+++ RECORDS PROVIDED

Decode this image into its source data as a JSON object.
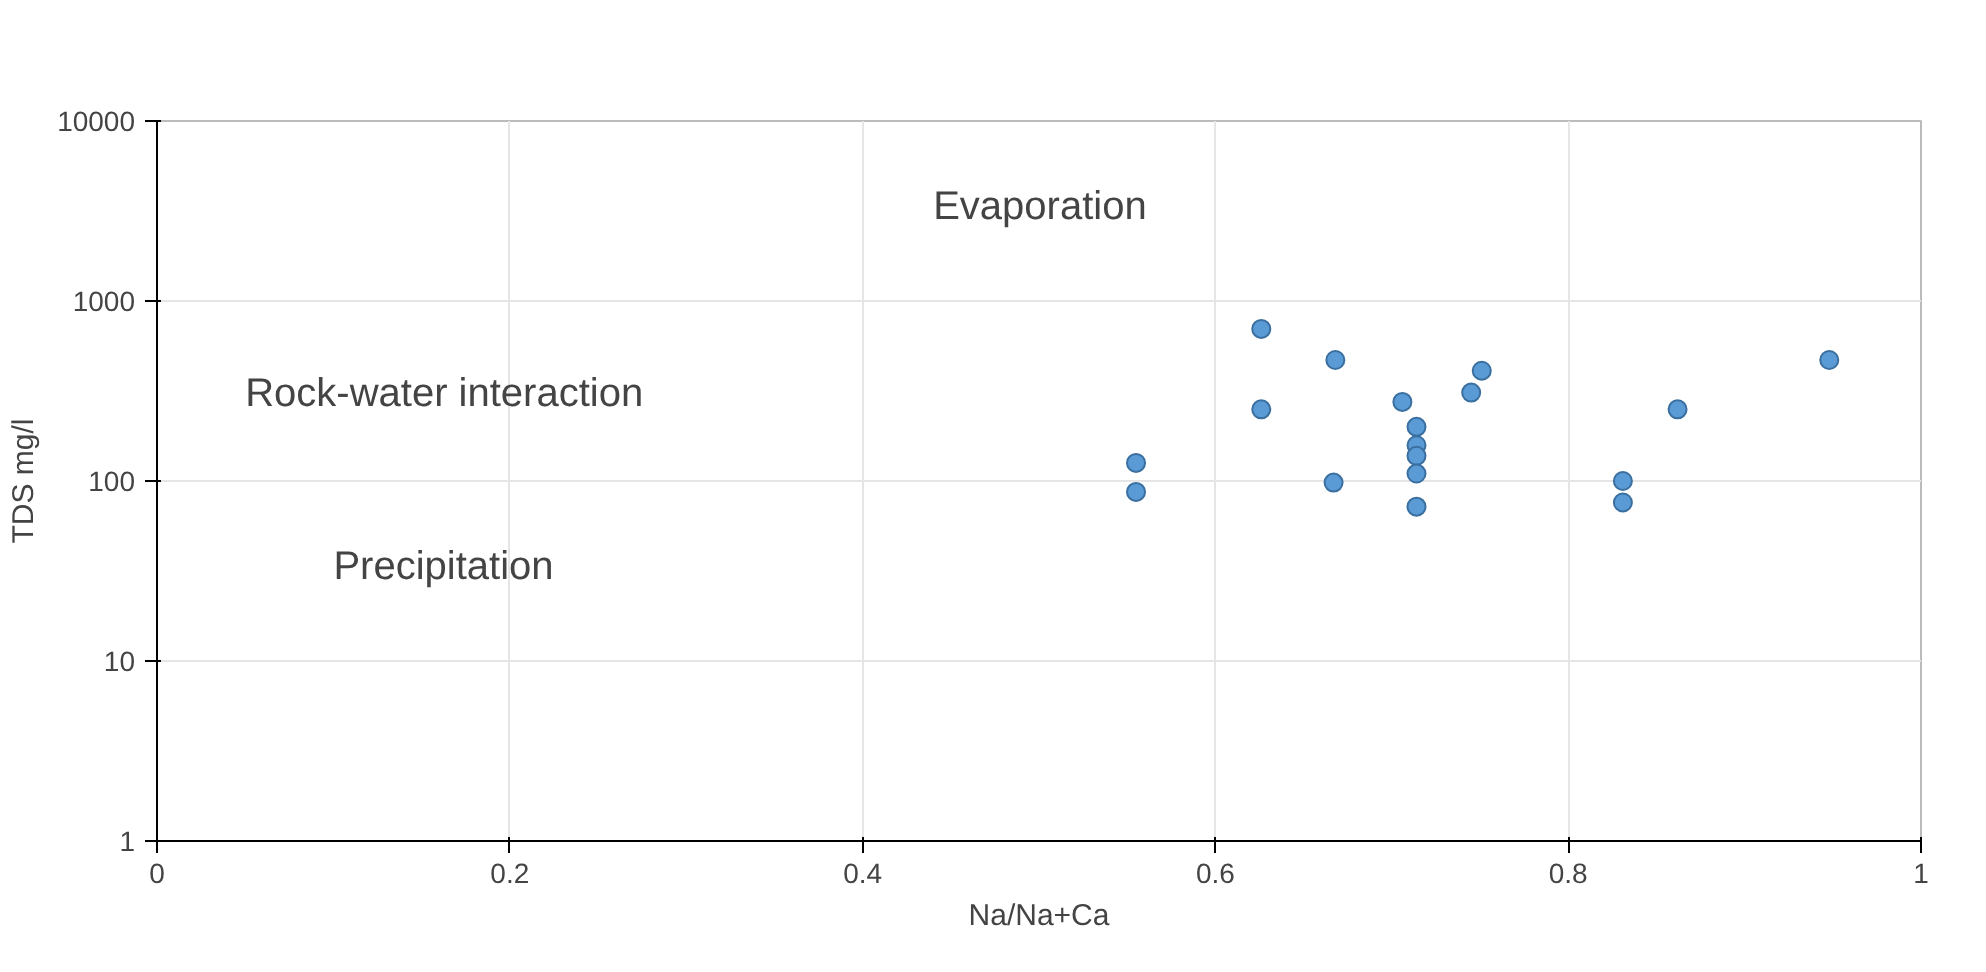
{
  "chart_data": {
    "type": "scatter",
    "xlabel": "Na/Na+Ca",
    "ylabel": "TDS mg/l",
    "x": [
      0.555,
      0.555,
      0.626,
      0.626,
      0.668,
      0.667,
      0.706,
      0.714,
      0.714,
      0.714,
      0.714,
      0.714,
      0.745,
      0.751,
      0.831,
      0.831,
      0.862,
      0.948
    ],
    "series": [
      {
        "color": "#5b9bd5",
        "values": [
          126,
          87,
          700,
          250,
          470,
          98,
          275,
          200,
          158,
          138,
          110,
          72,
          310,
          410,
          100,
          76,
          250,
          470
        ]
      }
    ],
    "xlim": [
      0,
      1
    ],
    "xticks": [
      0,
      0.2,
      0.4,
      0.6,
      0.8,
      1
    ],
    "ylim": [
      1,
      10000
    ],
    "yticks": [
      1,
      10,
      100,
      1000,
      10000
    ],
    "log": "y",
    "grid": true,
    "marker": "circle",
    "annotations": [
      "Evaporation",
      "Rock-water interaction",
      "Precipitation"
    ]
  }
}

++++++

- _SHORT EXERCISE_
Using the records above, output their complete text exactly, minus any images.

- _ANSWER TO THE PROBLEM_
Decode this image into its source data as a JSON object.
{
  "chart_data": {
    "type": "scatter",
    "xlabel": "Na/Na+Ca",
    "ylabel": "TDS mg/l",
    "x": [
      0.555,
      0.555,
      0.626,
      0.626,
      0.668,
      0.667,
      0.706,
      0.714,
      0.714,
      0.714,
      0.714,
      0.714,
      0.745,
      0.751,
      0.831,
      0.831,
      0.862,
      0.948
    ],
    "series": [
      {
        "color": "#5b9bd5",
        "values": [
          126,
          87,
          700,
          250,
          470,
          98,
          275,
          200,
          158,
          138,
          110,
          72,
          310,
          410,
          100,
          76,
          250,
          470
        ]
      }
    ],
    "xlim": [
      0,
      1
    ],
    "xticks": [
      0,
      0.2,
      0.4,
      0.6,
      0.8,
      1
    ],
    "ylim": [
      1,
      10000
    ],
    "yticks": [
      1,
      10,
      100,
      1000,
      10000
    ],
    "log": "y",
    "grid": true,
    "marker": "circle",
    "annotations": [
      "Evaporation",
      "Rock-water interaction",
      "Precipitation"
    ]
  }
}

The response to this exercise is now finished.